Scan the data below for the string "Drag". Copy every line where it appears.

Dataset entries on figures
———
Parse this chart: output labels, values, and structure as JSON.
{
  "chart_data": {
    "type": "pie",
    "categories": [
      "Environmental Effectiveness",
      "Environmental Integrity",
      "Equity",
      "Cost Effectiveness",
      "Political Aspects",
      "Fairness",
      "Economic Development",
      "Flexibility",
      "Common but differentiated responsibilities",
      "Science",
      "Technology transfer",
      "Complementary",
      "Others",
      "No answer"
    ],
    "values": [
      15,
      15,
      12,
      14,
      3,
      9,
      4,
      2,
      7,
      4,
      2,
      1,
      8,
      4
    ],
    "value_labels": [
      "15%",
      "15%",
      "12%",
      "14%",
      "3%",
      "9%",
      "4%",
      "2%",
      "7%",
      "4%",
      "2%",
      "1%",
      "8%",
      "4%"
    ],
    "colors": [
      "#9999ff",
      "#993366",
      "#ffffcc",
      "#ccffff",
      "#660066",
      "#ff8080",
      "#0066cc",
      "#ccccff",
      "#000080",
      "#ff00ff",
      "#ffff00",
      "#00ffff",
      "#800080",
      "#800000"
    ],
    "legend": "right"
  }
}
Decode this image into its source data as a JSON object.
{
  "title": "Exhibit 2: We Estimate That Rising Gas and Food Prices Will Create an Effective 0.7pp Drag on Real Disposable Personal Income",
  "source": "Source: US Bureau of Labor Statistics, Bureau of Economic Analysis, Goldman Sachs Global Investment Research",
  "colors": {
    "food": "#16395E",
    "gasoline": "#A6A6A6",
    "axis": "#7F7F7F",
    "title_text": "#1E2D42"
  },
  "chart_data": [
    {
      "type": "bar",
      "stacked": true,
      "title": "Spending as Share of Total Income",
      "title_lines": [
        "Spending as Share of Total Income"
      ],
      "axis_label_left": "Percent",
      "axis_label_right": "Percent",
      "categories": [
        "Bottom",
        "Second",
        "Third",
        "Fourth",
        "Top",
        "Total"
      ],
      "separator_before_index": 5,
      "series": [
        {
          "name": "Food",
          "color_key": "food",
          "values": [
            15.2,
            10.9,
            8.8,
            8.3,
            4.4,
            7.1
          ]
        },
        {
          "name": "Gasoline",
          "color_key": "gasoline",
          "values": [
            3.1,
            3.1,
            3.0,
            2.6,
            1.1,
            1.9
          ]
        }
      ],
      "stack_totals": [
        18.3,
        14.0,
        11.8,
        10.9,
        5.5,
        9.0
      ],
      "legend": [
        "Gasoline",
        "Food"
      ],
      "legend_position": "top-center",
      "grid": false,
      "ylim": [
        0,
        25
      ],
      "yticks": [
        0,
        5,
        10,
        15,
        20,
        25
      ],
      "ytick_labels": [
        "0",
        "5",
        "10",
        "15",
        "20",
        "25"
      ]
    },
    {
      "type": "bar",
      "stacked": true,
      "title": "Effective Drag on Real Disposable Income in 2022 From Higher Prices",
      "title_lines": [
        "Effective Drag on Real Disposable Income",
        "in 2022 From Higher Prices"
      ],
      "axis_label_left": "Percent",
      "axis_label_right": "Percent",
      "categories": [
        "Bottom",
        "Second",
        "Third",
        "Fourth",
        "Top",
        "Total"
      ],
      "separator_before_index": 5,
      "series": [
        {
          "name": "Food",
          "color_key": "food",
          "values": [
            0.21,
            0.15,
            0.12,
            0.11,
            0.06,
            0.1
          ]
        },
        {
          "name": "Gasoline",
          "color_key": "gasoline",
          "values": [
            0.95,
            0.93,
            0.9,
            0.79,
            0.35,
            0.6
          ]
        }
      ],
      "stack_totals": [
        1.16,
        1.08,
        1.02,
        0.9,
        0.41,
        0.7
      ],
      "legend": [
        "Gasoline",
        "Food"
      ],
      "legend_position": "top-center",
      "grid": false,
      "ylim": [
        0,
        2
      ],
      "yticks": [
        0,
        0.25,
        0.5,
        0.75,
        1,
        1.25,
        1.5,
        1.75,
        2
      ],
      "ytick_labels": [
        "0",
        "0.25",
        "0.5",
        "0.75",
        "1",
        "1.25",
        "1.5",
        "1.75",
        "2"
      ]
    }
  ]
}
———
* **THE REPLY**
  "title": "Exhibit 2: We Estimate That Rising Gas and Food Prices Will Create an Effective 0.7pp Drag on Real Disposable Personal Income",
      "title": "Effective Drag on Real Disposable Income in 2022 From Higher Prices",
        "Effective Drag on Real Disposable Income",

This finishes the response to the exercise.